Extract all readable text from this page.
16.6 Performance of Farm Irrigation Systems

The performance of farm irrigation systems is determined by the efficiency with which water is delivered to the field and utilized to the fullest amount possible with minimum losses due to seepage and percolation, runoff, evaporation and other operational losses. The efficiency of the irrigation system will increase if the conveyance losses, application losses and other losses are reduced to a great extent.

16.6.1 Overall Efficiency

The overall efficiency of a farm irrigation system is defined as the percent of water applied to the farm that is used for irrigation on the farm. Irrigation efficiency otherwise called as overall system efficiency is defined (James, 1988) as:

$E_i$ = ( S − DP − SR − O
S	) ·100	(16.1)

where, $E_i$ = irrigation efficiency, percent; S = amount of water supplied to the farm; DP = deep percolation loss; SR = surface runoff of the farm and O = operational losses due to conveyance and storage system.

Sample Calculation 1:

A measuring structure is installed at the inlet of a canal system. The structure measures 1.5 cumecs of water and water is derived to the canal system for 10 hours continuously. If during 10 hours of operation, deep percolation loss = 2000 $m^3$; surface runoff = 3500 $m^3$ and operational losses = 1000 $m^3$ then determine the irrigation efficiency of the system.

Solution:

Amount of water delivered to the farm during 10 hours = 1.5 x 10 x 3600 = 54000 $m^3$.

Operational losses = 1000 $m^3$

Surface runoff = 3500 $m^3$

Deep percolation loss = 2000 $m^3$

══════════════════════════════

# [Exercise brief]
Extract all of the data above without altering anything.

# [Output for this task]
Extract all readable text from this page.
16.6 Performance of Farm Irrigation Systems

The performance of farm irrigation systems is determined by the efficiency with which water is delivered to the field and utilized to the fullest amount possible with minimum losses due to seepage and percolation, runoff, evaporation and other operational losses. The efficiency of the irrigation system will increase if the conveyance losses, application losses and other losses are reduced to a great extent.

16.6.1 Overall Efficiency

The overall efficiency of a farm irrigation system is defined as the percent of water applied to the farm that is used for irrigation on the farm. Irrigation efficiency otherwise called as overall system efficiency is defined (James, 1988) as:

$E_i$ = ( S − DP − SR − O
S	) ·100	(16.1)

where, $E_i$ = irrigation efficiency, percent; S = amount of water supplied to the farm; DP = deep percolation loss; SR = surface runoff of the farm and O = operational losses due to conveyance and storage system.

Sample Calculation 1:

A measuring structure is installed at the inlet of a canal system. The structure measures 1.5 cumecs of water and water is derived to the canal system for 10 hours continuously. If during 10 hours of operation, deep percolation loss = 2000 $m^3$; surface runoff = 3500 $m^3$ and operational losses = 1000 $m^3$ then determine the irrigation efficiency of the system.

Solution:

Amount of water delivered to the farm during 10 hours = 1.5 x 10 x 3600 = 54000 $m^3$.

Operational losses = 1000 $m^3$

Surface runoff = 3500 $m^3$

Deep percolation loss = 2000 $m^3$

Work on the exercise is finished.